▸ **THE PROBLEM**
What follows are records. Restate all of them word for word.

----------

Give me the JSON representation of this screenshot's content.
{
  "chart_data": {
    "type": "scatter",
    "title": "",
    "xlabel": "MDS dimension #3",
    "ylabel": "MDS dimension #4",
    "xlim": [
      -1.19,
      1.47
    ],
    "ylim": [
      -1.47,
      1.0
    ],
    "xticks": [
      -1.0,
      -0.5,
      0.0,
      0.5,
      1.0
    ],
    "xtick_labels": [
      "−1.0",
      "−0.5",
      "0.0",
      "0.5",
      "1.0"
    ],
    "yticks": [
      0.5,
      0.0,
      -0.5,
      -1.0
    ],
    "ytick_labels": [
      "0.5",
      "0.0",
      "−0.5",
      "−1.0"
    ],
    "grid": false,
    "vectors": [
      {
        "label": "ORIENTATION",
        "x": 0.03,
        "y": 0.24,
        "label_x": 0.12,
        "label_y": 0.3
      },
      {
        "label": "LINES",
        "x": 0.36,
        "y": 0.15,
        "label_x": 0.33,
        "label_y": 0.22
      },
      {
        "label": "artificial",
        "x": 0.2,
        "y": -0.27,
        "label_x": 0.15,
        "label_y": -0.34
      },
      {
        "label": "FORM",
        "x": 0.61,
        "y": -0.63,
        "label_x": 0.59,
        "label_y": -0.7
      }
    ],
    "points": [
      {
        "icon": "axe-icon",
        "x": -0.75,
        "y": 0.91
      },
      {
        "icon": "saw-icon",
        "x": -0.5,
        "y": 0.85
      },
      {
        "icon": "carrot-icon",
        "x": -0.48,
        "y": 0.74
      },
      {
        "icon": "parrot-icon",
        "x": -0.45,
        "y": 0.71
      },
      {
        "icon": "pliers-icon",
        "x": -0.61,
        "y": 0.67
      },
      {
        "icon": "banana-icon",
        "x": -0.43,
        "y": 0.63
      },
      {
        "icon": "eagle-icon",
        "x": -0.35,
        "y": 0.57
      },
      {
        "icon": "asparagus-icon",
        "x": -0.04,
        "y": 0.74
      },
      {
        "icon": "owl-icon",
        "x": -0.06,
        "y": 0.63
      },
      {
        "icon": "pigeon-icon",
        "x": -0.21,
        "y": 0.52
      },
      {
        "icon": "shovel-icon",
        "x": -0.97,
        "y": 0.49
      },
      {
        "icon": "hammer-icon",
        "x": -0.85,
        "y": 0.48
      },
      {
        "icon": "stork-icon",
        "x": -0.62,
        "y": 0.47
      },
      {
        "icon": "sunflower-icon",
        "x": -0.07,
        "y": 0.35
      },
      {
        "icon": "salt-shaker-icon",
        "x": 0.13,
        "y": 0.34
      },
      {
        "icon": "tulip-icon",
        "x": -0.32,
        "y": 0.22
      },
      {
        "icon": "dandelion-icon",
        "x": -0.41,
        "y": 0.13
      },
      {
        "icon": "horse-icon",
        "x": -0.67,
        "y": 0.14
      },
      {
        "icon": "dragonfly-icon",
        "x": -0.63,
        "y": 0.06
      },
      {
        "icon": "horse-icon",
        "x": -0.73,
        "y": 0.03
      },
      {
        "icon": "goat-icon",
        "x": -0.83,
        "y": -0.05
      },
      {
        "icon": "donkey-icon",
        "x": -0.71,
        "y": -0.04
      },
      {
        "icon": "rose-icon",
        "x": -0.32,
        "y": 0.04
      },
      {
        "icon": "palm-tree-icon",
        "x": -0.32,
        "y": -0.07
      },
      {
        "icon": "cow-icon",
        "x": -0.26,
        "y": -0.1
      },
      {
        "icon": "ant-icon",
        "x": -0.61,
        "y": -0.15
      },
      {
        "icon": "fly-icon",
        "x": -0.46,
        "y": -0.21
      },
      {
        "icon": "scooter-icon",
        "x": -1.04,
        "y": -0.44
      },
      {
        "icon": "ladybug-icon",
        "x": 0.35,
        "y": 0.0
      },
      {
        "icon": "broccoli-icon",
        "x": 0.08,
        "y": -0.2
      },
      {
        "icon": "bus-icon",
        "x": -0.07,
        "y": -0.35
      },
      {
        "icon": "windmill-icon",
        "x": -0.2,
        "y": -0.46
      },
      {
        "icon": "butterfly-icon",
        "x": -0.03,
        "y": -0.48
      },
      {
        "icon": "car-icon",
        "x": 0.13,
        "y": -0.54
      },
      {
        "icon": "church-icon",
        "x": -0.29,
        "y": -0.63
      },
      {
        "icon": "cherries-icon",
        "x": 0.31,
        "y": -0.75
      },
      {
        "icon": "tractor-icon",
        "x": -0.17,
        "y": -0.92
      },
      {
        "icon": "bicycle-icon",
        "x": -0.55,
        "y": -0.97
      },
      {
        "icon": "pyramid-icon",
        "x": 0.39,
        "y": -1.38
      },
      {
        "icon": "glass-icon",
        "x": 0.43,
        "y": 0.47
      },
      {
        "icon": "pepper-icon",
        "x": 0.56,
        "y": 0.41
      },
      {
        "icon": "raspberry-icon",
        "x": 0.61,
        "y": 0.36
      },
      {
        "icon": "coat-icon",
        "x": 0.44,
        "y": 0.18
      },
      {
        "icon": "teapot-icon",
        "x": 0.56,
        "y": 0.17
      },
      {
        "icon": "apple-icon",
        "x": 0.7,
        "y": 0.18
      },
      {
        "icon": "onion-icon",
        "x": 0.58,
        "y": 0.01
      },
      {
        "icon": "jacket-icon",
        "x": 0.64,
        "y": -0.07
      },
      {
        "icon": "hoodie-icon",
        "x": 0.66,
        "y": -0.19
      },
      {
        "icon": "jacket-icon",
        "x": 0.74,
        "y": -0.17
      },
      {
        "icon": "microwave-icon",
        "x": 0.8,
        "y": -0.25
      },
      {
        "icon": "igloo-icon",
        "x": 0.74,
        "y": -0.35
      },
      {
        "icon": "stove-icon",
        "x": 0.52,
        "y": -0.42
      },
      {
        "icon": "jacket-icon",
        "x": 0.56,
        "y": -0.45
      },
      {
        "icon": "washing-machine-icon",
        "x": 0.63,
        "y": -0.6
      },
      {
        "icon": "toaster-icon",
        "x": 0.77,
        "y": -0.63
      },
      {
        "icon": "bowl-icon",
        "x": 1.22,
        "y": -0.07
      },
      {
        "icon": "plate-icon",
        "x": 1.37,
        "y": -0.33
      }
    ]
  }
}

----------

▸ **RESPONSE TO THIS EXERCISE**
Give me the JSON representation of this screenshot's content.
{
  "chart_data": {
    "type": "scatter",
    "title": "",
    "xlabel": "MDS dimension #3",
    "ylabel": "MDS dimension #4",
    "xlim": [
      -1.19,
      1.47
    ],
    "ylim": [
      -1.47,
      1.0
    ],
    "xticks": [
      -1.0,
      -0.5,
      0.0,
      0.5,
      1.0
    ],
    "xtick_labels": [
      "−1.0",
      "−0.5",
      "0.0",
      "0.5",
      "1.0"
    ],
    "yticks": [
      0.5,
      0.0,
      -0.5,
      -1.0
    ],
    "ytick_labels": [
      "0.5",
      "0.0",
      "−0.5",
      "−1.0"
    ],
    "grid": false,
    "vectors": [
      {
        "label": "ORIENTATION",
        "x": 0.03,
        "y": 0.24,
        "label_x": 0.12,
        "label_y": 0.3
      },
      {
        "label": "LINES",
        "x": 0.36,
        "y": 0.15,
        "label_x": 0.33,
        "label_y": 0.22
      },
      {
        "label": "artificial",
        "x": 0.2,
        "y": -0.27,
        "label_x": 0.15,
        "label_y": -0.34
      },
      {
        "label": "FORM",
        "x": 0.61,
        "y": -0.63,
        "label_x": 0.59,
        "label_y": -0.7
      }
    ],
    "points": [
      {
        "icon": "axe-icon",
        "x": -0.75,
        "y": 0.91
      },
      {
        "icon": "saw-icon",
        "x": -0.5,
        "y": 0.85
      },
      {
        "icon": "carrot-icon",
        "x": -0.48,
        "y": 0.74
      },
      {
        "icon": "parrot-icon",
        "x": -0.45,
        "y": 0.71
      },
      {
        "icon": "pliers-icon",
        "x": -0.61,
        "y": 0.67
      },
      {
        "icon": "banana-icon",
        "x": -0.43,
        "y": 0.63
      },
      {
        "icon": "eagle-icon",
        "x": -0.35,
        "y": 0.57
      },
      {
        "icon": "asparagus-icon",
        "x": -0.04,
        "y": 0.74
      },
      {
        "icon": "owl-icon",
        "x": -0.06,
        "y": 0.63
      },
      {
        "icon": "pigeon-icon",
        "x": -0.21,
        "y": 0.52
      },
      {
        "icon": "shovel-icon",
        "x": -0.97,
        "y": 0.49
      },
      {
        "icon": "hammer-icon",
        "x": -0.85,
        "y": 0.48
      },
      {
        "icon": "stork-icon",
        "x": -0.62,
        "y": 0.47
      },
      {
        "icon": "sunflower-icon",
        "x": -0.07,
        "y": 0.35
      },
      {
        "icon": "salt-shaker-icon",
        "x": 0.13,
        "y": 0.34
      },
      {
        "icon": "tulip-icon",
        "x": -0.32,
        "y": 0.22
      },
      {
        "icon": "dandelion-icon",
        "x": -0.41,
        "y": 0.13
      },
      {
        "icon": "horse-icon",
        "x": -0.67,
        "y": 0.14
      },
      {
        "icon": "dragonfly-icon",
        "x": -0.63,
        "y": 0.06
      },
      {
        "icon": "horse-icon",
        "x": -0.73,
        "y": 0.03
      },
      {
        "icon": "goat-icon",
        "x": -0.83,
        "y": -0.05
      },
      {
        "icon": "donkey-icon",
        "x": -0.71,
        "y": -0.04
      },
      {
        "icon": "rose-icon",
        "x": -0.32,
        "y": 0.04
      },
      {
        "icon": "palm-tree-icon",
        "x": -0.32,
        "y": -0.07
      },
      {
        "icon": "cow-icon",
        "x": -0.26,
        "y": -0.1
      },
      {
        "icon": "ant-icon",
        "x": -0.61,
        "y": -0.15
      },
      {
        "icon": "fly-icon",
        "x": -0.46,
        "y": -0.21
      },
      {
        "icon": "scooter-icon",
        "x": -1.04,
        "y": -0.44
      },
      {
        "icon": "ladybug-icon",
        "x": 0.35,
        "y": 0.0
      },
      {
        "icon": "broccoli-icon",
        "x": 0.08,
        "y": -0.2
      },
      {
        "icon": "bus-icon",
        "x": -0.07,
        "y": -0.35
      },
      {
        "icon": "windmill-icon",
        "x": -0.2,
        "y": -0.46
      },
      {
        "icon": "butterfly-icon",
        "x": -0.03,
        "y": -0.48
      },
      {
        "icon": "car-icon",
        "x": 0.13,
        "y": -0.54
      },
      {
        "icon": "church-icon",
        "x": -0.29,
        "y": -0.63
      },
      {
        "icon": "cherries-icon",
        "x": 0.31,
        "y": -0.75
      },
      {
        "icon": "tractor-icon",
        "x": -0.17,
        "y": -0.92
      },
      {
        "icon": "bicycle-icon",
        "x": -0.55,
        "y": -0.97
      },
      {
        "icon": "pyramid-icon",
        "x": 0.39,
        "y": -1.38
      },
      {
        "icon": "glass-icon",
        "x": 0.43,
        "y": 0.47
      },
      {
        "icon": "pepper-icon",
        "x": 0.56,
        "y": 0.41
      },
      {
        "icon": "raspberry-icon",
        "x": 0.61,
        "y": 0.36
      },
      {
        "icon": "coat-icon",
        "x": 0.44,
        "y": 0.18
      },
      {
        "icon": "teapot-icon",
        "x": 0.56,
        "y": 0.17
      },
      {
        "icon": "apple-icon",
        "x": 0.7,
        "y": 0.18
      },
      {
        "icon": "onion-icon",
        "x": 0.58,
        "y": 0.01
      },
      {
        "icon": "jacket-icon",
        "x": 0.64,
        "y": -0.07
      },
      {
        "icon": "hoodie-icon",
        "x": 0.66,
        "y": -0.19
      },
      {
        "icon": "jacket-icon",
        "x": 0.74,
        "y": -0.17
      },
      {
        "icon": "microwave-icon",
        "x": 0.8,
        "y": -0.25
      },
      {
        "icon": "igloo-icon",
        "x": 0.74,
        "y": -0.35
      },
      {
        "icon": "stove-icon",
        "x": 0.52,
        "y": -0.42
      },
      {
        "icon": "jacket-icon",
        "x": 0.56,
        "y": -0.45
      },
      {
        "icon": "washing-machine-icon",
        "x": 0.63,
        "y": -0.6
      },
      {
        "icon": "toaster-icon",
        "x": 0.77,
        "y": -0.63
      },
      {
        "icon": "bowl-icon",
        "x": 1.22,
        "y": -0.07
      },
      {
        "icon": "plate-icon",
        "x": 1.37,
        "y": -0.33
      }
    ]
  }
}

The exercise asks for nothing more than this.